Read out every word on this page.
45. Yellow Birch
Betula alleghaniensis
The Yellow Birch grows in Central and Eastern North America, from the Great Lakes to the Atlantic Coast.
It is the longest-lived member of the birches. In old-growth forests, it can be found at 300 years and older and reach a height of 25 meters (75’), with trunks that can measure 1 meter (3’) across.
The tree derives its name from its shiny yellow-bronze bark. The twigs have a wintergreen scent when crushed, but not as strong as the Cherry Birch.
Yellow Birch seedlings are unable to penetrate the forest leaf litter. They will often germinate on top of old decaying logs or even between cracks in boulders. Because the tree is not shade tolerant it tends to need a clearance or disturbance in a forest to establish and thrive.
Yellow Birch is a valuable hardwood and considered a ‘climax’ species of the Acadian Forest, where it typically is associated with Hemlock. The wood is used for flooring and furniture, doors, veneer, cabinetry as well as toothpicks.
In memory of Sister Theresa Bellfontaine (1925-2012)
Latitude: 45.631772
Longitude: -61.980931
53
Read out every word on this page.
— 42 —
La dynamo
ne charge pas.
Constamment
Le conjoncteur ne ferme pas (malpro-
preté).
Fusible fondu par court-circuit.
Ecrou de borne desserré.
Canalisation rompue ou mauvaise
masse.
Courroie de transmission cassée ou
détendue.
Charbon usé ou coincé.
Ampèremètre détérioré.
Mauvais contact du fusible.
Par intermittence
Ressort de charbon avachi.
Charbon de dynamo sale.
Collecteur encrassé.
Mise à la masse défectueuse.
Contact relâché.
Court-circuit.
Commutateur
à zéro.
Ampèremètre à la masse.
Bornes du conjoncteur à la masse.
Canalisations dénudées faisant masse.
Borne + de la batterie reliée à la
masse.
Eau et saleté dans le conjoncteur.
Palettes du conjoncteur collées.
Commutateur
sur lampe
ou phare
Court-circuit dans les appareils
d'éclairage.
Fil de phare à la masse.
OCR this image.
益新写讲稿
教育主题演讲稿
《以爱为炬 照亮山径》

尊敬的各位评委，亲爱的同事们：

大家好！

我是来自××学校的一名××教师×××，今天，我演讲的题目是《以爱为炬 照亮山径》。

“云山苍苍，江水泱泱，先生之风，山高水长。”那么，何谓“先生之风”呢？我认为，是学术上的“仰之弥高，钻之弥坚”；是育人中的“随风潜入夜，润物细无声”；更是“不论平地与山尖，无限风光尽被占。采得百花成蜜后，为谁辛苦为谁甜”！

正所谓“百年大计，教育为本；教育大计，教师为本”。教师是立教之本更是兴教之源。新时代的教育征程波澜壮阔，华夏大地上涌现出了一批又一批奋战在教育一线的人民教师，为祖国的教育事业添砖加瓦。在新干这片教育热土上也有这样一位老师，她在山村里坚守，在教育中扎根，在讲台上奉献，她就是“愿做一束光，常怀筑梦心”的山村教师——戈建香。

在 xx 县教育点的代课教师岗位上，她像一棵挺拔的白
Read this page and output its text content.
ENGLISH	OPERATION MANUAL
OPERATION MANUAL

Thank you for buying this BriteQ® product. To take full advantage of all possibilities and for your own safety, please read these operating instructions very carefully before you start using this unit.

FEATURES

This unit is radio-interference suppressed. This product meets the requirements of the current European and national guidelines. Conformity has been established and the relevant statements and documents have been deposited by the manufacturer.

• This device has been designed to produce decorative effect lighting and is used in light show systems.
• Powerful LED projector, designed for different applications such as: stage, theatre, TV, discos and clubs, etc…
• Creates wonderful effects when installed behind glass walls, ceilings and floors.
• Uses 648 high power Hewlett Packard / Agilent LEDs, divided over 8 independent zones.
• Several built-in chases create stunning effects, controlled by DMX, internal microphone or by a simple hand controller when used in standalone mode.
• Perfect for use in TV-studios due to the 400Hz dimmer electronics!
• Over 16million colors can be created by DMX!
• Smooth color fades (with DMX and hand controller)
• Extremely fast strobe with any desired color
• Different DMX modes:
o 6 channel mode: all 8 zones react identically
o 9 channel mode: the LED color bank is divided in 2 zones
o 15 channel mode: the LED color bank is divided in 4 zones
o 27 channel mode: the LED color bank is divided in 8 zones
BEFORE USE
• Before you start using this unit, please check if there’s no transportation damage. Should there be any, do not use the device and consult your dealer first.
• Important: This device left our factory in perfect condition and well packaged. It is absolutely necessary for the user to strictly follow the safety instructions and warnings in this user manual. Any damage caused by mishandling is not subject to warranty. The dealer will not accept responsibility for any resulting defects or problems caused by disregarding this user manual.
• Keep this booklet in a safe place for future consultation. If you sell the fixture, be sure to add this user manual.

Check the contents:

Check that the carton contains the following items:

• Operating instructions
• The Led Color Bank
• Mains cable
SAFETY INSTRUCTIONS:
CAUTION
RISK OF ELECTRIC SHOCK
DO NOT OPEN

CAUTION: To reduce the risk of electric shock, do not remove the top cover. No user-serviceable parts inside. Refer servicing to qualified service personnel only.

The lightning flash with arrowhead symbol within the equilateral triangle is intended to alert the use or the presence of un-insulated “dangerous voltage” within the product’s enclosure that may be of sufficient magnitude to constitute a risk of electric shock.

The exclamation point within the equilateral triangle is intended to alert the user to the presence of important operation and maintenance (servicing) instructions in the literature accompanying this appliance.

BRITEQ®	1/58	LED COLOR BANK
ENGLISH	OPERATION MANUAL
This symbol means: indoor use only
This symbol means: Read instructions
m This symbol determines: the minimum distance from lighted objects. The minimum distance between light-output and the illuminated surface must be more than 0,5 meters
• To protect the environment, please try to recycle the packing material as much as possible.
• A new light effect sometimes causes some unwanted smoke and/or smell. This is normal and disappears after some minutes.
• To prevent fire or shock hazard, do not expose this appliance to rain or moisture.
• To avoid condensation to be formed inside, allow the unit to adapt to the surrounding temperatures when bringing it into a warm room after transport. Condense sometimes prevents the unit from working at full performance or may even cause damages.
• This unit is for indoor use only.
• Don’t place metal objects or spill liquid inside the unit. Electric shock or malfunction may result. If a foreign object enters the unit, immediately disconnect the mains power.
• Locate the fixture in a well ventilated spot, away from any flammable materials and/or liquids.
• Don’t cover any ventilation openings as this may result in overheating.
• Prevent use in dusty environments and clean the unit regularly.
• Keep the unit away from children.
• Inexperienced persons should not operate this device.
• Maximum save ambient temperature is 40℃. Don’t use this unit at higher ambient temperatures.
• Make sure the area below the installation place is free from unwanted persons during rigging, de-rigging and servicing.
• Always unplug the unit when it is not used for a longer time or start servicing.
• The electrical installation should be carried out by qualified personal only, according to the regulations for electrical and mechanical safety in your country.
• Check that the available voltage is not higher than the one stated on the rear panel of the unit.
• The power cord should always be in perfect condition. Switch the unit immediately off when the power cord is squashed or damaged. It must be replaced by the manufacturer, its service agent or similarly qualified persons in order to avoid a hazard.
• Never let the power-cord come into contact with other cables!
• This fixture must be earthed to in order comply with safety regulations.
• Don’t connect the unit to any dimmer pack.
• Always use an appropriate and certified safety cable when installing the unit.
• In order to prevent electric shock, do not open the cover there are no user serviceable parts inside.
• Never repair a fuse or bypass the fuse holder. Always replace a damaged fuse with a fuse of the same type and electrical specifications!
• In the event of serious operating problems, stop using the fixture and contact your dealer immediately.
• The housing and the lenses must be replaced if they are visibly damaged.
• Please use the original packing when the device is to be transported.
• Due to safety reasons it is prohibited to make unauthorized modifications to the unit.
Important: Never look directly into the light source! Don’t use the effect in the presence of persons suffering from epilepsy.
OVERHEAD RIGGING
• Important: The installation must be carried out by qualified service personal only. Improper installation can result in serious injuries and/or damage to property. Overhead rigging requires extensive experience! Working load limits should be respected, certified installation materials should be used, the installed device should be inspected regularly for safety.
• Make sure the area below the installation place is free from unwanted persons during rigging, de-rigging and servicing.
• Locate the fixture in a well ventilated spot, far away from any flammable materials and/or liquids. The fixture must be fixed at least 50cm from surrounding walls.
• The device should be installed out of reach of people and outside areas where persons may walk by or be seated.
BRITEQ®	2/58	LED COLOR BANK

____

▶ Request
From the data above, copy each line that holds "dimmer".

▶ Answer to the problem
• Perfect for use in TV-studios due to the 400Hz dimmer electronics!
• Don’t connect the unit to any dimmer pack.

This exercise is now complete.